>> start Task input

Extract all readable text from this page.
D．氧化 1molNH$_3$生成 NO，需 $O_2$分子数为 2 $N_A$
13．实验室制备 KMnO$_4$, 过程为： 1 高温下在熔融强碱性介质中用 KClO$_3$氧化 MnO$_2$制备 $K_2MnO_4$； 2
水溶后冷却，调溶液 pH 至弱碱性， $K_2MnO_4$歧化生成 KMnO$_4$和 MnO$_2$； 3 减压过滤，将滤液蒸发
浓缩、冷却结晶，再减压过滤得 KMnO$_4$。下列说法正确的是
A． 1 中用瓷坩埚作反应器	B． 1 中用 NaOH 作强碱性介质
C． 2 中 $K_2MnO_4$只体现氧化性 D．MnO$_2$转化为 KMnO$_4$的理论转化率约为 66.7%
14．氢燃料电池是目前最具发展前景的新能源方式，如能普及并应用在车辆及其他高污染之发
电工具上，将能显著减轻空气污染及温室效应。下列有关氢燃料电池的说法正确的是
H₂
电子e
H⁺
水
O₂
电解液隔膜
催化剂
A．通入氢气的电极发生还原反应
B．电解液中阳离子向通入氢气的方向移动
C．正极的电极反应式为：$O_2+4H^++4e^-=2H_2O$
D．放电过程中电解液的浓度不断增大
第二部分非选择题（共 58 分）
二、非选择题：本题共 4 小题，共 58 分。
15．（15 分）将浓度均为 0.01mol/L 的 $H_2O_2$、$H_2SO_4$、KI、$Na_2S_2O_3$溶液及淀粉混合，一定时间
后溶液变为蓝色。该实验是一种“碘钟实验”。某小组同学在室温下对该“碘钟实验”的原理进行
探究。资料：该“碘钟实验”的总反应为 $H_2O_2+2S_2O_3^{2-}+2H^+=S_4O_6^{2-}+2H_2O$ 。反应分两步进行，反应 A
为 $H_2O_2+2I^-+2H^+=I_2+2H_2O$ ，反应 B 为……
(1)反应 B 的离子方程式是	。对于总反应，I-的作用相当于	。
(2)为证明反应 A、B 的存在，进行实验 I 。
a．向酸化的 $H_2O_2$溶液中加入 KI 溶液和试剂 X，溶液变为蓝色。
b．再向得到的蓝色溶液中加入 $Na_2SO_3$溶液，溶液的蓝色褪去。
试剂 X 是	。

>> end Task input

Count the lines of the listing above that include the word "KMnO" and state the total with nothing else.

§ Final answer
4